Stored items

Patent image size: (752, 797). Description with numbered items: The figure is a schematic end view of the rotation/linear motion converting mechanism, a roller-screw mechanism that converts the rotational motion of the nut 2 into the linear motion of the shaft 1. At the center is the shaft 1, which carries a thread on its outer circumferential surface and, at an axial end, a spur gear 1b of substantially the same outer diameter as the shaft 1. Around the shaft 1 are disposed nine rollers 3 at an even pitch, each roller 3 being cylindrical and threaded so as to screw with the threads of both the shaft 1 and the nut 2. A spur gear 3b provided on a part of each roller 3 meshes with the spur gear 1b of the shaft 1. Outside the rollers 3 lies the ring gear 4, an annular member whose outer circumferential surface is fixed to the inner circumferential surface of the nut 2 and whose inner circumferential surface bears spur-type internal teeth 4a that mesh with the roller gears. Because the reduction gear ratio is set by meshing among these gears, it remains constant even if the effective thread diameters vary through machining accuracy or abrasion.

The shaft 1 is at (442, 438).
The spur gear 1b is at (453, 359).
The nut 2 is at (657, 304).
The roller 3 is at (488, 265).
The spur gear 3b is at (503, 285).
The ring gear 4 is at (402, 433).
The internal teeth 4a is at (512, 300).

- [To be done]
Rewrite the listing with "roller-screw mechanism" replaced by "planetary roller-screw mechanism", keeping everything else the same.

- [Solution]
Patent image size: (752, 797). Description with numbered items: The figure is a schematic end view of the rotation/linear motion converting mechanism, a planetary roller-screw mechanism that converts the rotational motion of the nut 2 into the linear motion of the shaft 1. At the center is the shaft 1, which carries a thread on its outer circumferential surface and, at an axial end, a spur gear 1b of substantially the same outer diameter as the shaft 1. Around the shaft 1 are disposed nine rollers 3 at an even pitch, each roller 3 being cylindrical and threaded so as to screw with the threads of both the shaft 1 and the nut 2. A spur gear 3b provided on a part of each roller 3 meshes with the spur gear 1b of the shaft 1. Outside the rollers 3 lies the ring gear 4, an annular member whose outer circumferential surface is fixed to the inner circumferential surface of the nut 2 and whose inner circumferential surface bears spur-type internal teeth 4a that mesh with the roller gears. Because the reduction gear ratio is set by meshing among these gears, it remains constant even if the effective thread diameters vary through machining accuracy or abrasion.

The shaft 1 is at (442, 438).
The spur gear 1b is at (453, 359).
The nut 2 is at (657, 304).
The roller 3 is at (488, 265).
The spur gear 3b is at (503, 285).
The ring gear 4 is at (402, 433).
The internal teeth 4a is at (512, 300).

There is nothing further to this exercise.